- **What is expected**: Filter these entries so that only lines with the word "description" remain.

- **Data for processing**:
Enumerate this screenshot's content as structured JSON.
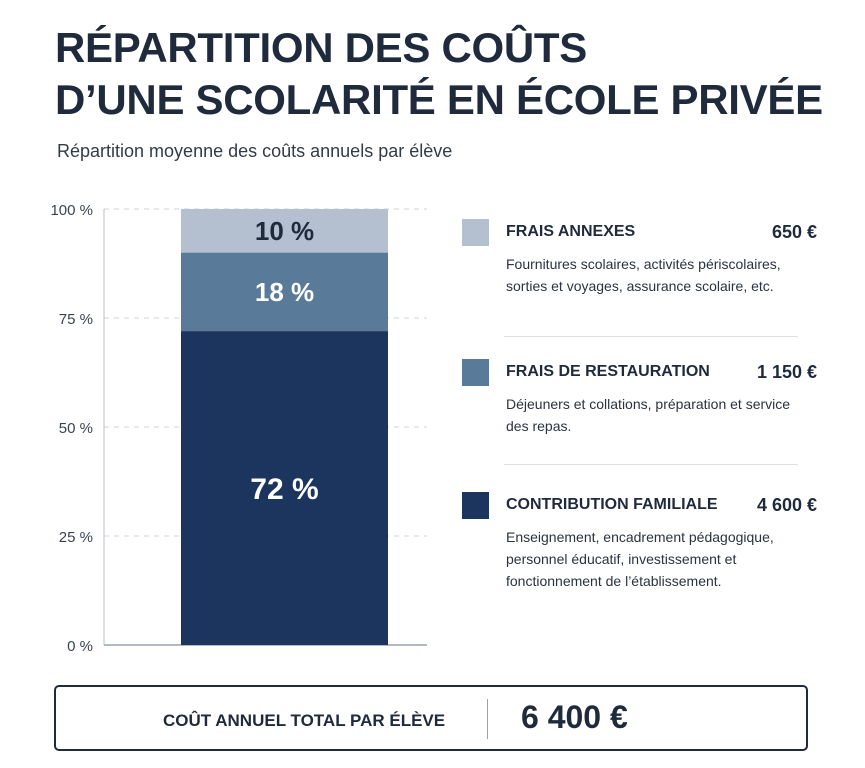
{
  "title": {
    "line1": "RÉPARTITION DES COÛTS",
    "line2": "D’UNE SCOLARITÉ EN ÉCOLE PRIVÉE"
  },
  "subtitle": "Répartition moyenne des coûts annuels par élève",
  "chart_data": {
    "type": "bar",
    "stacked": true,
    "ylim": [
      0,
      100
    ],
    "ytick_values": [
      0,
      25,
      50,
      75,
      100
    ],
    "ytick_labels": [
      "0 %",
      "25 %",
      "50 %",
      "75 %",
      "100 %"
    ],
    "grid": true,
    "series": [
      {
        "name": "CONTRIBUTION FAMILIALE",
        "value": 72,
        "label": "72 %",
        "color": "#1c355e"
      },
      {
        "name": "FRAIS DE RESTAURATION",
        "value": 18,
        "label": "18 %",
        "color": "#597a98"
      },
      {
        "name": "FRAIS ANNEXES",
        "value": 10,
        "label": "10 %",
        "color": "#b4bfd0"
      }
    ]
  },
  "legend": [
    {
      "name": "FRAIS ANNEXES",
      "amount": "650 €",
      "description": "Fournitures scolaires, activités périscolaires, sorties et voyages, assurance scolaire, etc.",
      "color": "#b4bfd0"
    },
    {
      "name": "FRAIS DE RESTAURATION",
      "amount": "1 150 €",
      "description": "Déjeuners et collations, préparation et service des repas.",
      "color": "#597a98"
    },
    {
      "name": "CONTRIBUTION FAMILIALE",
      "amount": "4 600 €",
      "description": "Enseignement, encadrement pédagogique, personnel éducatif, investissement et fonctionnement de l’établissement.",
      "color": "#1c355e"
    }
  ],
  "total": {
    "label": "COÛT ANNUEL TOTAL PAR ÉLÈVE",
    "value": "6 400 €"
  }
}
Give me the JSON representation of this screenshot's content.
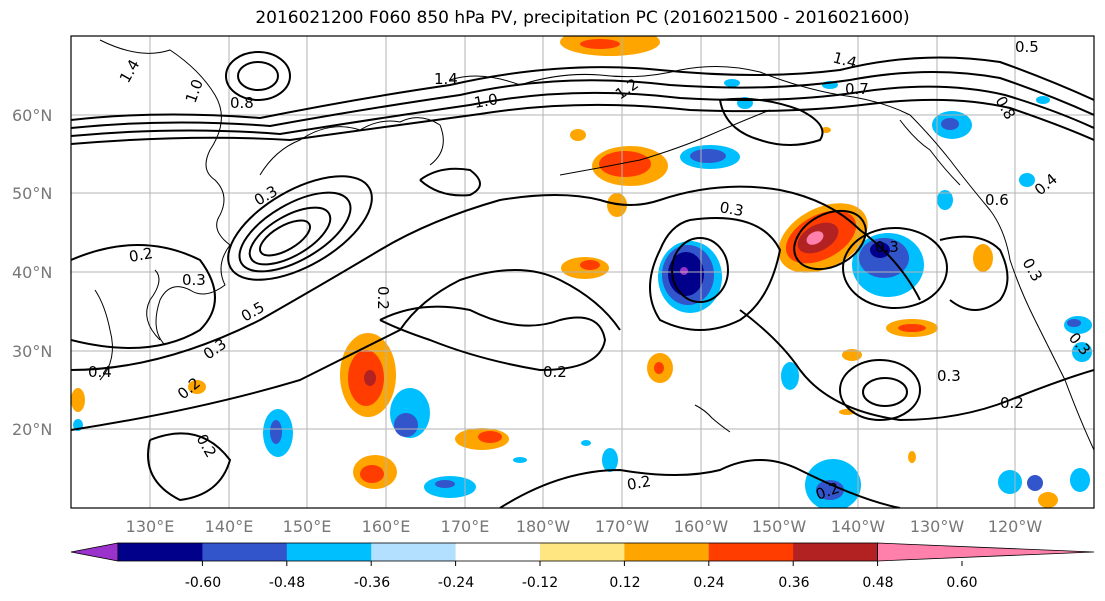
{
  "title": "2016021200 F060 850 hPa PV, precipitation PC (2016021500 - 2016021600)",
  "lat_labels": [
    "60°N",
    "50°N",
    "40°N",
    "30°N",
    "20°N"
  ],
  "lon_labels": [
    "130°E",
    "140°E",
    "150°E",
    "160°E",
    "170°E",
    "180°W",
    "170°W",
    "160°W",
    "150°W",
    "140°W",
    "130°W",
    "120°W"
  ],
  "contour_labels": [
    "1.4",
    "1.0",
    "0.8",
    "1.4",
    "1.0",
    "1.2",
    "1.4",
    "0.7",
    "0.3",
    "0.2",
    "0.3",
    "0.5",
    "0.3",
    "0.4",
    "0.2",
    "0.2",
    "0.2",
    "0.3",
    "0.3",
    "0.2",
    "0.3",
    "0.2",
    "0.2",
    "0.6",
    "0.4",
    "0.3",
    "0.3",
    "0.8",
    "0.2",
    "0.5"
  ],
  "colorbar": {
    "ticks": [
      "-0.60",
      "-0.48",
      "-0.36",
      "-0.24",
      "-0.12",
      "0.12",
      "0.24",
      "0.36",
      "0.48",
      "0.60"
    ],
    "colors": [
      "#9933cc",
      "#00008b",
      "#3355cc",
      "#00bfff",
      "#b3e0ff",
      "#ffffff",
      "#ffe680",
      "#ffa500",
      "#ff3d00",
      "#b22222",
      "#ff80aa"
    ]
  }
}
--
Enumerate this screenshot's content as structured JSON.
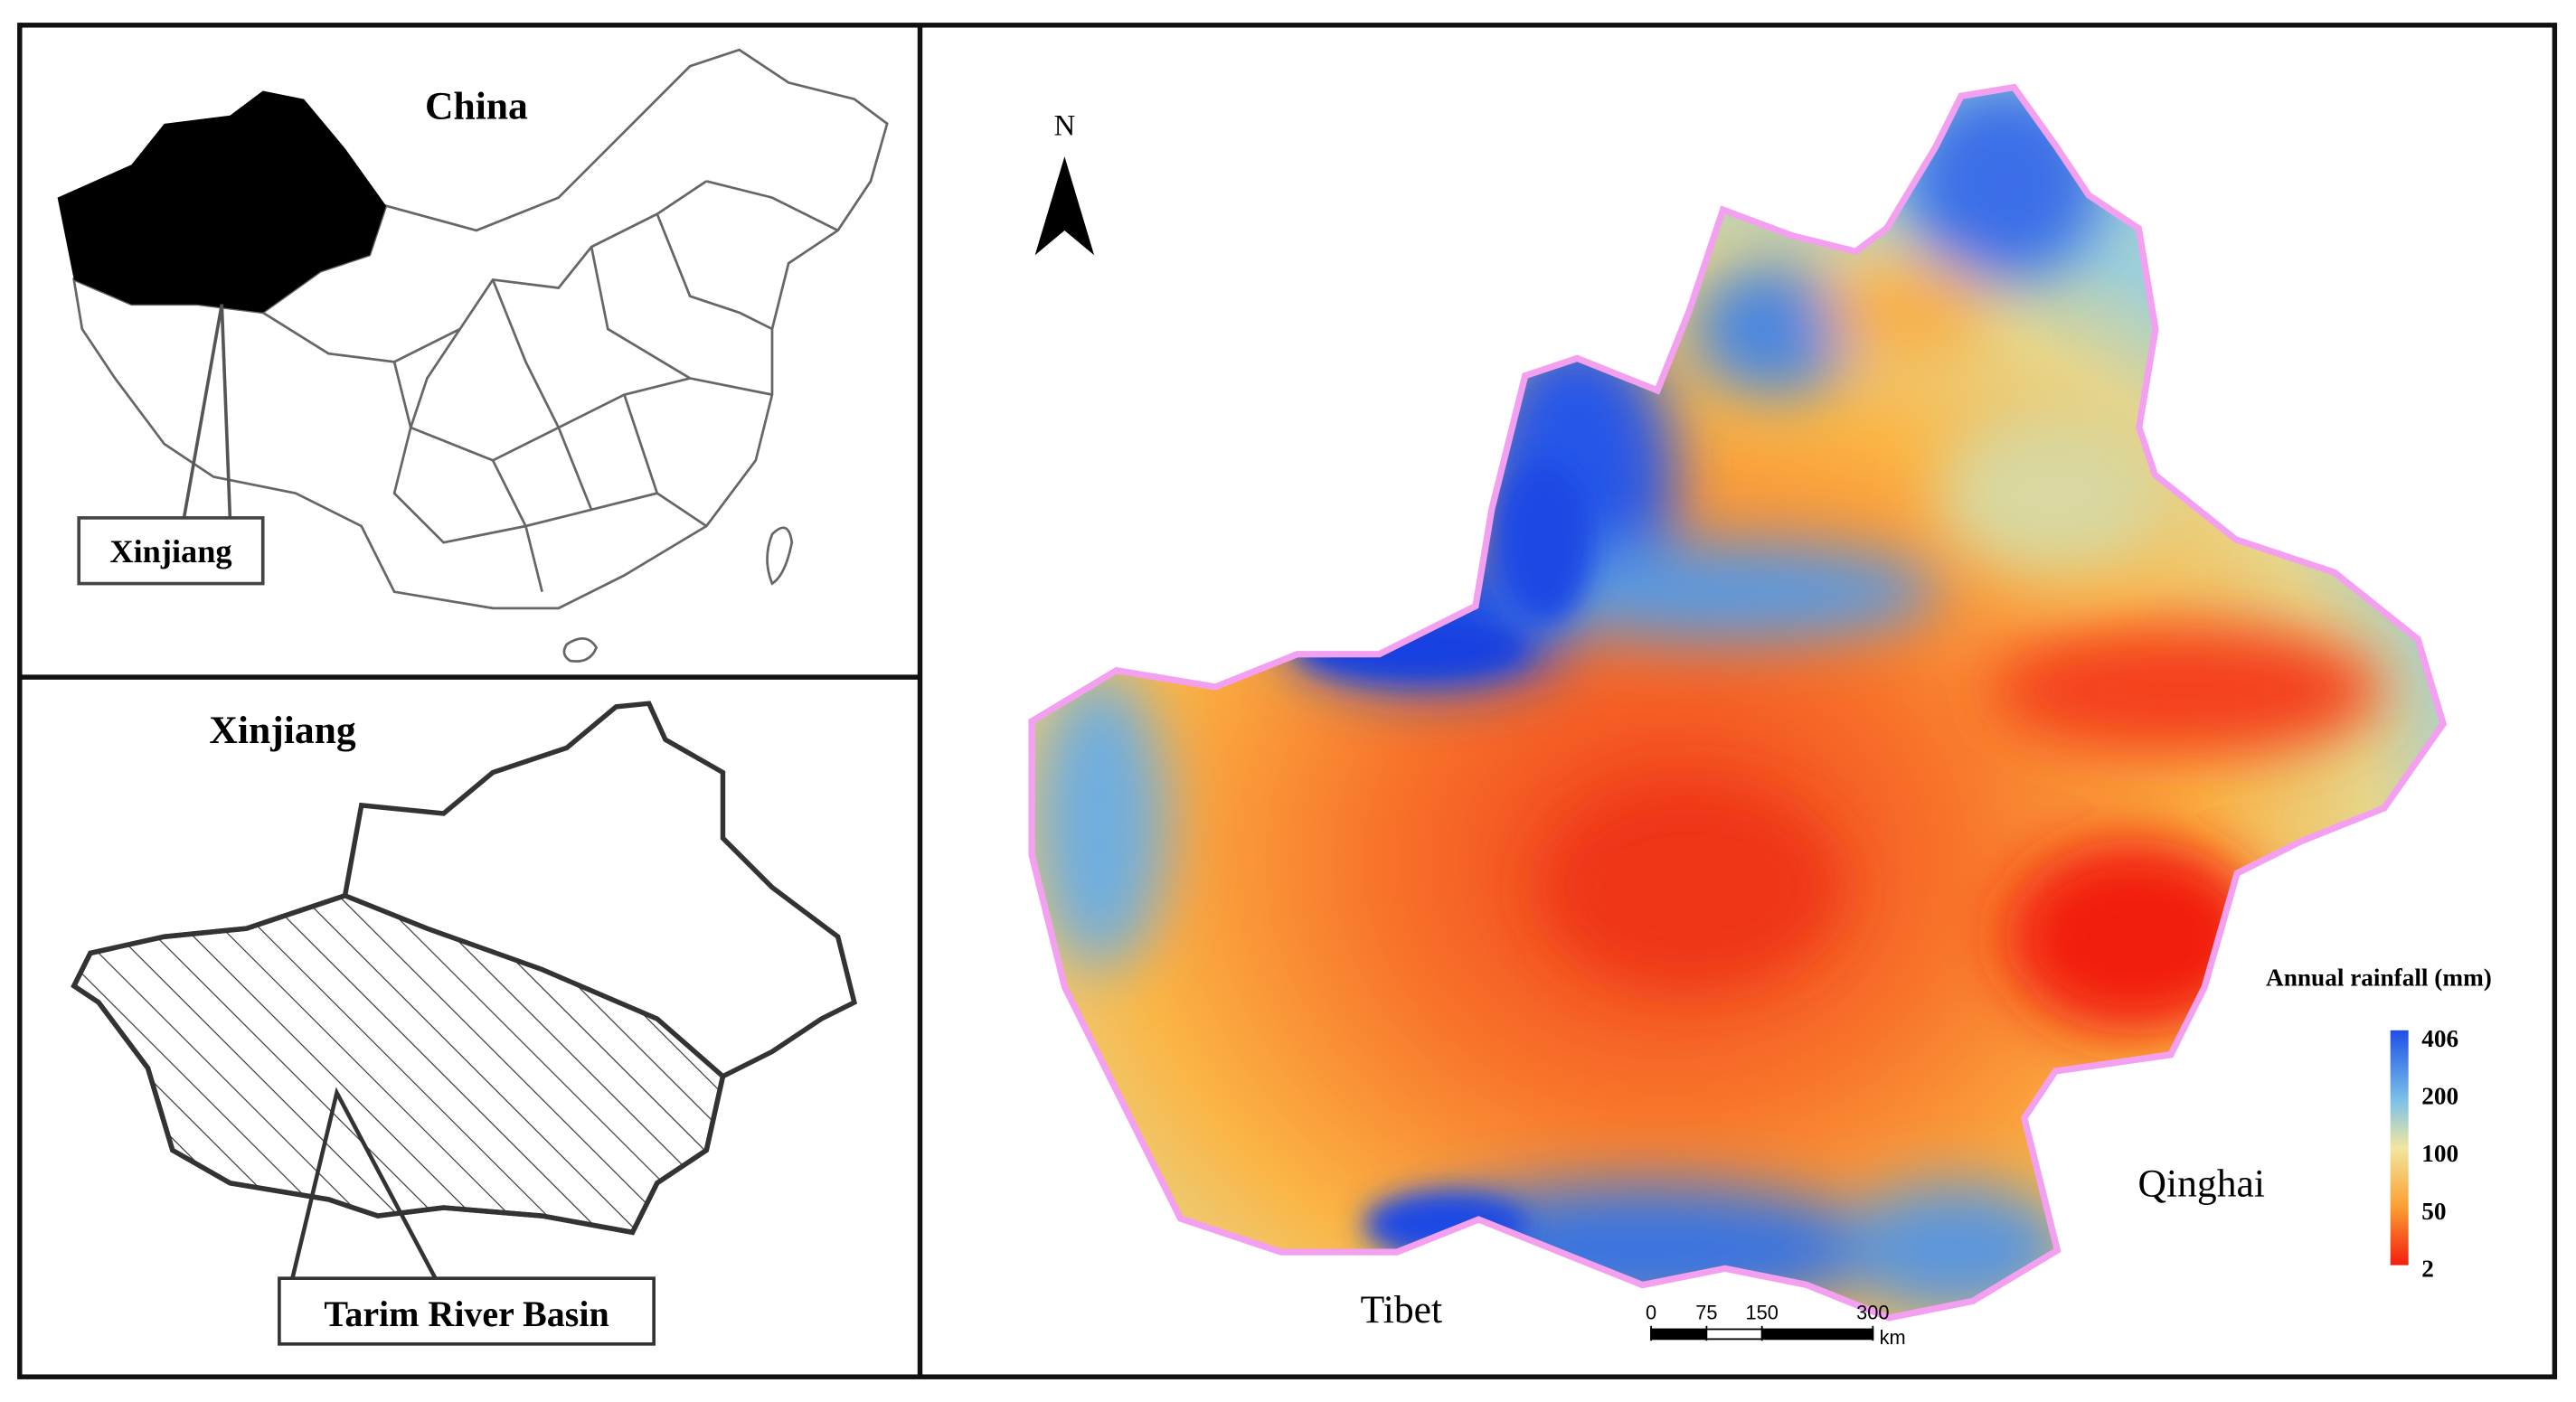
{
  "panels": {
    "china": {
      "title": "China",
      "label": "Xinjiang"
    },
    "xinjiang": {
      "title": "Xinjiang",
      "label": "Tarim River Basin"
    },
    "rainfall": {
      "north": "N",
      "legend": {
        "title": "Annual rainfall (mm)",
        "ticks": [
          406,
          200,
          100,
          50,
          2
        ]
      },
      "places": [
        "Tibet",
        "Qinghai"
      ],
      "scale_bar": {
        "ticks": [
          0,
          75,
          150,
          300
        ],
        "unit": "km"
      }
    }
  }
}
---
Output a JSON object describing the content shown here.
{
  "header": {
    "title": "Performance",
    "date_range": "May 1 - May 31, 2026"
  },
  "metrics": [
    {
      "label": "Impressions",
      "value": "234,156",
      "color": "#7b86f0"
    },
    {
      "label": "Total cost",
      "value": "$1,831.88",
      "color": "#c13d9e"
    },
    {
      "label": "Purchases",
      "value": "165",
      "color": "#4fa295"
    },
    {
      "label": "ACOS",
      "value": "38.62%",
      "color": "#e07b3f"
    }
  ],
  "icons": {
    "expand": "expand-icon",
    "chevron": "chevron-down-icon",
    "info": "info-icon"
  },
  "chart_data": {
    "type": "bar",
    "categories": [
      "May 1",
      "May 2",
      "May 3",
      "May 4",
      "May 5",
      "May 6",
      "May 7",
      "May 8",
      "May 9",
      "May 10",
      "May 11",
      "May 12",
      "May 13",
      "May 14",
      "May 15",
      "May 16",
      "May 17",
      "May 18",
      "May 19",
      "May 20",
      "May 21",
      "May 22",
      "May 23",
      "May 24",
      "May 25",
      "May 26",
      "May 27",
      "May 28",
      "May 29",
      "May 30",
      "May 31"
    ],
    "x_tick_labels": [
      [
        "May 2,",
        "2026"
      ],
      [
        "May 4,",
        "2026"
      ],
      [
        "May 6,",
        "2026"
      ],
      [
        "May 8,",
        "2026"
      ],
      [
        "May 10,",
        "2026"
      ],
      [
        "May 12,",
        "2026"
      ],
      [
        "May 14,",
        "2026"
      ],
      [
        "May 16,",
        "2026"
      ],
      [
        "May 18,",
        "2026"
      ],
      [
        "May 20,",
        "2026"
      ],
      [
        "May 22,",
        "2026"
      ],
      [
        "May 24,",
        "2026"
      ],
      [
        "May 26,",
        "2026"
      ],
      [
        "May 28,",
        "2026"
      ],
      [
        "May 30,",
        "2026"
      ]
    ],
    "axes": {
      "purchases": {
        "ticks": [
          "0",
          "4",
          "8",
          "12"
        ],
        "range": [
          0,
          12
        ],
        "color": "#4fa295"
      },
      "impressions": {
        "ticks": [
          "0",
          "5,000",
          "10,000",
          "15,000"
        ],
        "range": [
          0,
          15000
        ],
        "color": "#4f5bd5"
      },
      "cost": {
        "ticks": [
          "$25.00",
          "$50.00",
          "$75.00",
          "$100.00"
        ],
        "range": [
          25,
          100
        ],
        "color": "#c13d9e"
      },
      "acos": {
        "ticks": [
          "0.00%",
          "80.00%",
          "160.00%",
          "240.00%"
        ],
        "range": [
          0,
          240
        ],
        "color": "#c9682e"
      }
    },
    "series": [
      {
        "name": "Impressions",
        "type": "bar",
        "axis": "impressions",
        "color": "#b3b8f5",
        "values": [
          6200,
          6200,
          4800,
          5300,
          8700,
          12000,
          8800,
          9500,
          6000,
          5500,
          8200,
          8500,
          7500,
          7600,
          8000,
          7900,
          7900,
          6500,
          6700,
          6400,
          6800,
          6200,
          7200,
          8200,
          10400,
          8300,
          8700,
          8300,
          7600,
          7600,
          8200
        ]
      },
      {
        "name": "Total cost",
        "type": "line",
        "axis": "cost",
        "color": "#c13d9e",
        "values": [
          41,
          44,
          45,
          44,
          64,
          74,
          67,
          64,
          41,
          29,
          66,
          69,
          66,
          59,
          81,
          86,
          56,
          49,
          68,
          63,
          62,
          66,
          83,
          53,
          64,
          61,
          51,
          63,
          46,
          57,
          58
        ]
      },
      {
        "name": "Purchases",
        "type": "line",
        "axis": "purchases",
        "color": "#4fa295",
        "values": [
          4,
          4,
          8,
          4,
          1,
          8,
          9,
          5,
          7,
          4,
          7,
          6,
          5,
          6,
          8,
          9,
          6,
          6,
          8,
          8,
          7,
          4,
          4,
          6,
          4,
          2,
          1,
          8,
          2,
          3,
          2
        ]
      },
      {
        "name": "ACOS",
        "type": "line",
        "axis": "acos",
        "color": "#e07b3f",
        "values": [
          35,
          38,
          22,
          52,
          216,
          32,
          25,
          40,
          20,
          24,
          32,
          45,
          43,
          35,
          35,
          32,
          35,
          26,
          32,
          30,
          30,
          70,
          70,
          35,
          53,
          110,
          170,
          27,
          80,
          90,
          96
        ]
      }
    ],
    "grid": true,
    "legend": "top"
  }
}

- **Solution below**:
      "description": "Fournitures scolaires, activités périscolaires, sorties et voyages, assurance scolaire, etc.",
      "description": "Déjeuners et collations, préparation et service des repas.",
      "description": "Enseignement, encadrement pédagogique, personnel éducatif, investissement et fonctionnement de l’établissement.",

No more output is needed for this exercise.